Giorno 13 bis. Aleph

L’aereo corre inseguendo la notte, che credo a questo punto sia diventata la più lunga della mia vita. Mi viene in mente Samuel Beckett e il suo Krapp, che forse, alla fine della messa in scena, scopriva che le tenebre da cui aveva sempre tentato di fuggire erano in realtà il suo migliore alleato (questa però è un’illazione, una interpretazione altrui di ciò che in Beckett è solo una frase troncata volontariamente in un nastro registrato, l’ennesima dimostrazione del non poter più nemmeno dire). Mi viene in mente il momento in cui sono arrivato al Media Village la prima sera, nel buio e nel vento di un luogo che era, al momento e probabilmente ancora, indicibile. Ho fatto, perso, rifatto e riperso e poi fatto ancora il conto dei giorni. Appena arrivato mi è stato consegnato il blocchetto dei tagliandi per avere diritto alla colazione, uno per ogni giorno. L’assottigliarsi della mazzetta era il calcolatore oggettivo che tenevo un po' nascosto nel cassetto del mio comodino. È inutile scrivere adesso che, ripensando all’arrivo in Corea, ripensando addirittura ai momenti precedenti l’arrivo (la chiusura della valigia, mio padre in auto verso l’aeroporto, l’attesa in fila al gate), la sensazione è che sia passato solo un battito di ciglia. E che questo lungo istante (mi viene in mente sempre il Lungo telegramma da Mosca di George Kennan, che per primo spiegò il concetto di Guerra Fredda, tanto che prima di salire sul treno da Gangneung ho definito nello stesso modo il post di Andrea che riassumeva bene e senza fronzoli le giornate olimpiche che stavamo finendo di vivere, chissà cosa hanno pensato i miei amici), sia però anche stato infinito, carico di sensazioni e di stupori che adesso, confesso, non so bene dove potranno essere finiti. Come il nastro di Krapp oppure come uno dei luoghi di Borges, una sottospecie di Aleph che, anziché il mondo intero, nel suo essere puntiforme contenga almeno tutte intere le sensazioni, le storie, le tristezze, le scoperte di questa trasferta solo in parte immaginaria (mille anni in tre settimane, o giù di lì).

◆ ◆ ◆ ◆

▸ **COMPITO DA SVOLGERE**
Nel testo sul ritorno dalla Corea, che cosa viene consegnato all'arrivo per avere diritto alla colazione? I dati sono materiale separato dal testo.

▸ **ESTRATTO DEI DATI**
◆ ◆ ◆ ◆

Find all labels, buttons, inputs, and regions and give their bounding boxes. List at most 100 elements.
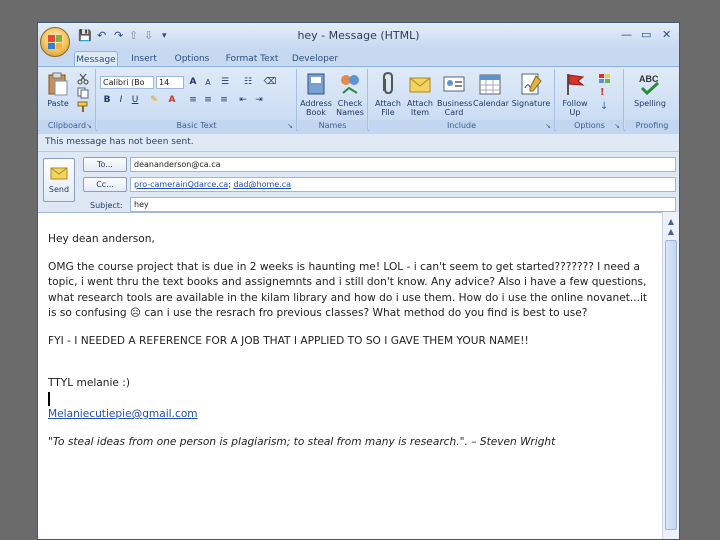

◆ ◆ ◆ ◆

▸ **ESERCIZIO COMPLETATO**
Un blocchetto di tagliandi, uno per ogni giorno.